Aim :: Which lines in the material below contain the word "calculate"? Copy each of them.

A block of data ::

╭──

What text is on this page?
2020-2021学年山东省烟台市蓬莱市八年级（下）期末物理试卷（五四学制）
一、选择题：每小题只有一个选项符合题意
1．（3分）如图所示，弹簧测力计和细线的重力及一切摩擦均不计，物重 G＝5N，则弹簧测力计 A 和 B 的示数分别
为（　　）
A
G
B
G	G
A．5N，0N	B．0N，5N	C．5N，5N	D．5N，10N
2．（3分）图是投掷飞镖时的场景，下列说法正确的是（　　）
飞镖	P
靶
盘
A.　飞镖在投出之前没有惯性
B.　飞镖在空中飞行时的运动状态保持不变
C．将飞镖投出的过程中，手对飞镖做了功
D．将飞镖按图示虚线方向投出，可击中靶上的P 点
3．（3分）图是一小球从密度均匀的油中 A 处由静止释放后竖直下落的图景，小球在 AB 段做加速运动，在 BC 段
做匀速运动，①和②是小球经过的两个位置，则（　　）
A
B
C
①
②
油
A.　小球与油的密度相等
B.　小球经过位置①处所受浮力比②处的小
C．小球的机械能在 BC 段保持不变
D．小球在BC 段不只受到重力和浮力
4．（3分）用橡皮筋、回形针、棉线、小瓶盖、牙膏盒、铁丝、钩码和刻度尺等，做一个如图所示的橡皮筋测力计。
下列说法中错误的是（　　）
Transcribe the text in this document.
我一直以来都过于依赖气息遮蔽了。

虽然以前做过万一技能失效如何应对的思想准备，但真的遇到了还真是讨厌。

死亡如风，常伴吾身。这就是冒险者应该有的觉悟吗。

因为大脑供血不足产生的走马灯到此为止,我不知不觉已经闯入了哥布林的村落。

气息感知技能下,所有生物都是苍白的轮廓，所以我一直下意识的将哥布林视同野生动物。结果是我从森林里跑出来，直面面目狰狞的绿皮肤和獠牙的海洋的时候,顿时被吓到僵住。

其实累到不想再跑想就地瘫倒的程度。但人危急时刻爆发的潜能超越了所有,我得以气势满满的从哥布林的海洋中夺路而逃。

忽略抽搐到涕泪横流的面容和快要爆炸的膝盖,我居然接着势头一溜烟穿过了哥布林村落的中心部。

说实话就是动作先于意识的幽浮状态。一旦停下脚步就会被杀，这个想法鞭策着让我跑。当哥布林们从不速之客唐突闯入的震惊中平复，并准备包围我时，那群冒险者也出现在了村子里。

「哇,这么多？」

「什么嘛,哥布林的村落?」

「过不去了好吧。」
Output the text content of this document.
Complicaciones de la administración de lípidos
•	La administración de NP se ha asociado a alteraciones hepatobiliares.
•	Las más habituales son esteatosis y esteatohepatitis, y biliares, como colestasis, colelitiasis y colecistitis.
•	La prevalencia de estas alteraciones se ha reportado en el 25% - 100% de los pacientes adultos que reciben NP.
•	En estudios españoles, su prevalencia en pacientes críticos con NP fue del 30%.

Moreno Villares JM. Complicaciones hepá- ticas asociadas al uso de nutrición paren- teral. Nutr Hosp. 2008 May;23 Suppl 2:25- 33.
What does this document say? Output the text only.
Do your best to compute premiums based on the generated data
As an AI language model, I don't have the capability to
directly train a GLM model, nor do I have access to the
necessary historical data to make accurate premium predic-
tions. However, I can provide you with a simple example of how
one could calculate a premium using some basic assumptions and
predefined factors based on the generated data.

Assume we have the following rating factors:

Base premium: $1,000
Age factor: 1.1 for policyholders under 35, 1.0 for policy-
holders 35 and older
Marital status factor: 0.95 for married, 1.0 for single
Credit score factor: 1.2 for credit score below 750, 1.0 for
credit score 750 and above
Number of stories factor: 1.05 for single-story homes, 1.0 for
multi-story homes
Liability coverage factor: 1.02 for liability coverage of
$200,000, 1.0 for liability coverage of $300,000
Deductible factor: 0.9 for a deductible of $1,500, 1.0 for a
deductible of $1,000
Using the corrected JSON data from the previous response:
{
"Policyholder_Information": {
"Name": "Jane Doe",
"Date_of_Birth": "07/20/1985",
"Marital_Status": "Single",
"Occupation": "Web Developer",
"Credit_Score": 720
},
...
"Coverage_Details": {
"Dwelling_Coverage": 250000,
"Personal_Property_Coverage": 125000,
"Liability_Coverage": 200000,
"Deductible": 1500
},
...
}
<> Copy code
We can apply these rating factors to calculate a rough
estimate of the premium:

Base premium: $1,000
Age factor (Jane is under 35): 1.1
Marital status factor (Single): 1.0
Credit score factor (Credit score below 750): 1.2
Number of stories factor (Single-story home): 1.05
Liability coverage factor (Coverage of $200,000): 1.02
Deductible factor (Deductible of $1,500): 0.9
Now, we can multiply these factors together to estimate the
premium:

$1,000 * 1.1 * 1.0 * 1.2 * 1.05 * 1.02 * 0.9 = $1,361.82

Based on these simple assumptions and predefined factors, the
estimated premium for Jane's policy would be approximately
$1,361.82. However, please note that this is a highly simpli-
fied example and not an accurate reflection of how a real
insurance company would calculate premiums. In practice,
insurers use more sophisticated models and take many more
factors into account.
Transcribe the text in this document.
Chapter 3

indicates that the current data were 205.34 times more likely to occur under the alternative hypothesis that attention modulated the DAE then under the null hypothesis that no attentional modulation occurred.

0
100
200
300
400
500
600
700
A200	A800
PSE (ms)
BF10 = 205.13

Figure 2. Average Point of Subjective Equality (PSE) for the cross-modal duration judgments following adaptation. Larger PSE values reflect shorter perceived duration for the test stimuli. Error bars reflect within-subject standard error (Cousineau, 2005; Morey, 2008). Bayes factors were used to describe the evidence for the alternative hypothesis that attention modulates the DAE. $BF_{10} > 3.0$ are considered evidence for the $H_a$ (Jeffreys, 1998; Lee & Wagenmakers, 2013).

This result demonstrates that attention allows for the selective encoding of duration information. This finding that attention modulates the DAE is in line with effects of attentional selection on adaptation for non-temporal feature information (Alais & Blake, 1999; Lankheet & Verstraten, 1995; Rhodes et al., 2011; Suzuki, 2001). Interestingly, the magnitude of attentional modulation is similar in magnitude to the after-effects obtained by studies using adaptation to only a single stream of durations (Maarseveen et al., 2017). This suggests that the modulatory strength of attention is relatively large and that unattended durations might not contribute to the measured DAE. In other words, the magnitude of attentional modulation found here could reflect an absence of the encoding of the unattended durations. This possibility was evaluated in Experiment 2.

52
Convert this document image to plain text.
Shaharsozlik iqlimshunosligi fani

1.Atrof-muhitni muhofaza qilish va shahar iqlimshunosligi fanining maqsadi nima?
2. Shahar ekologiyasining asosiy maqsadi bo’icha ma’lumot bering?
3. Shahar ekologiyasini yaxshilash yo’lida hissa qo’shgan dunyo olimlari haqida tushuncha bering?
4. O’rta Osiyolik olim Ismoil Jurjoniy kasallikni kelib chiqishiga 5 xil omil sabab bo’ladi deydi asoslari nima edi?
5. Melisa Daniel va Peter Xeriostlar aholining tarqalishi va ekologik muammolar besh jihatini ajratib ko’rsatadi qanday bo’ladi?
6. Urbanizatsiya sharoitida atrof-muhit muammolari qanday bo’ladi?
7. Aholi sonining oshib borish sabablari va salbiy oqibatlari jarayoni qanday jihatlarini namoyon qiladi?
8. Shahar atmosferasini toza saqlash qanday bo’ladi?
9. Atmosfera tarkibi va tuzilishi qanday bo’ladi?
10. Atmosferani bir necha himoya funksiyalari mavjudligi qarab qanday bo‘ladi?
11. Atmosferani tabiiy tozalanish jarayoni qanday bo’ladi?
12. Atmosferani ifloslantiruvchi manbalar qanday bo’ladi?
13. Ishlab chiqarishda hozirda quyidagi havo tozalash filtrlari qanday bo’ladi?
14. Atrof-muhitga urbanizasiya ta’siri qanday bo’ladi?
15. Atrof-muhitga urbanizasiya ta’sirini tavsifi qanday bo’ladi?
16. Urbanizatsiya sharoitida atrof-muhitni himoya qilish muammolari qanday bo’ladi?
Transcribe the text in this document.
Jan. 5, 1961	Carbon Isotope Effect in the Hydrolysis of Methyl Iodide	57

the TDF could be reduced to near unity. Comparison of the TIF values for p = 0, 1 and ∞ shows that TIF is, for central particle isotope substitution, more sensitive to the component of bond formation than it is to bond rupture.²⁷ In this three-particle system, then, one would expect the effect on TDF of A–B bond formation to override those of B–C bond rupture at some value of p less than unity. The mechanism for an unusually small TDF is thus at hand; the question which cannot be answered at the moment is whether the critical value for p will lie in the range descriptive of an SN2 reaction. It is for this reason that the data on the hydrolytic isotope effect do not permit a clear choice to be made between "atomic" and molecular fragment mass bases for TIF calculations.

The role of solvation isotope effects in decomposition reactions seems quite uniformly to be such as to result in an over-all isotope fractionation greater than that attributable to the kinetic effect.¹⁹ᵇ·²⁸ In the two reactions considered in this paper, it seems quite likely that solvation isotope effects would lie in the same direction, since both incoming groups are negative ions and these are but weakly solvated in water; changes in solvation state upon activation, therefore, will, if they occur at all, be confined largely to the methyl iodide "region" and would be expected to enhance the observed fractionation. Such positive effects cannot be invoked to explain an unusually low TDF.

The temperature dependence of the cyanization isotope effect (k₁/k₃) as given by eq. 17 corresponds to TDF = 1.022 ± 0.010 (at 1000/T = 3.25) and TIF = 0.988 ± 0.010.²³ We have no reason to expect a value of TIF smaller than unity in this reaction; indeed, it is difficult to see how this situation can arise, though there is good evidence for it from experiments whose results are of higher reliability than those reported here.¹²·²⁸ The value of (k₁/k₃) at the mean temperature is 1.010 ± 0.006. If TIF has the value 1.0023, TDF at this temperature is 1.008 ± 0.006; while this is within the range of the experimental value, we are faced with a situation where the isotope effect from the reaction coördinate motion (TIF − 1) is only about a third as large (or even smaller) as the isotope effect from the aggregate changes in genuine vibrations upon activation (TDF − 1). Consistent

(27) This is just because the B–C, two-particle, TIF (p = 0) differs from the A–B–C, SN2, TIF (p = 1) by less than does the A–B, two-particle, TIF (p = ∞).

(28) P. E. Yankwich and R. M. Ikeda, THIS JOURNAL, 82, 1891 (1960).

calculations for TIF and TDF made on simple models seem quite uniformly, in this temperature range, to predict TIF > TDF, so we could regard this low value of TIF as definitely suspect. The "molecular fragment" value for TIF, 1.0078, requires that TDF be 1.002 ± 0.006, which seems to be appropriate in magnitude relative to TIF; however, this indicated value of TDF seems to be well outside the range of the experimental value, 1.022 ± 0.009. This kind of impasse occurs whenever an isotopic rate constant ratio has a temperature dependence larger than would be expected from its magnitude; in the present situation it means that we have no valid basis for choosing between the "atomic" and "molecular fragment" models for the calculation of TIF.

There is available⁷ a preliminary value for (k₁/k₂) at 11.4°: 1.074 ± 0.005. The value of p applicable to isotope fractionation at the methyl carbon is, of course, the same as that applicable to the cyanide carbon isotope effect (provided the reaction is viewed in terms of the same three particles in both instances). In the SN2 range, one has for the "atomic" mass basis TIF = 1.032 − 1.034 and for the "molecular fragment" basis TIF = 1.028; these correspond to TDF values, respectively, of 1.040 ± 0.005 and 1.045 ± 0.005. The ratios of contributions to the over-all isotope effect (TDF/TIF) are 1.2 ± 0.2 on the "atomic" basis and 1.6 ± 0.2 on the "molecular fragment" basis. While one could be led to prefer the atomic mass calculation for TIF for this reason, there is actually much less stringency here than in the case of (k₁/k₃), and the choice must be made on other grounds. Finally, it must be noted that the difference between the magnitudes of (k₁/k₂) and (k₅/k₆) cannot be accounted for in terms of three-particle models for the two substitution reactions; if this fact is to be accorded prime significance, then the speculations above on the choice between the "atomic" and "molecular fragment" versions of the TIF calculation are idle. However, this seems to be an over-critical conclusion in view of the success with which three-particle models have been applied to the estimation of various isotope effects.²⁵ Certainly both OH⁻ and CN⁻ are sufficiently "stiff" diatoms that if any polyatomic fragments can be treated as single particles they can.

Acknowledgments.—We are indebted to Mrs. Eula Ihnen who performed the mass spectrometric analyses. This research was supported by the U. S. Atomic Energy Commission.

╰──

Output below ::
one could calculate a premium using some basic assumptions and
We can apply these rating factors to calculate a rough
insurance company would calculate premiums. In practice,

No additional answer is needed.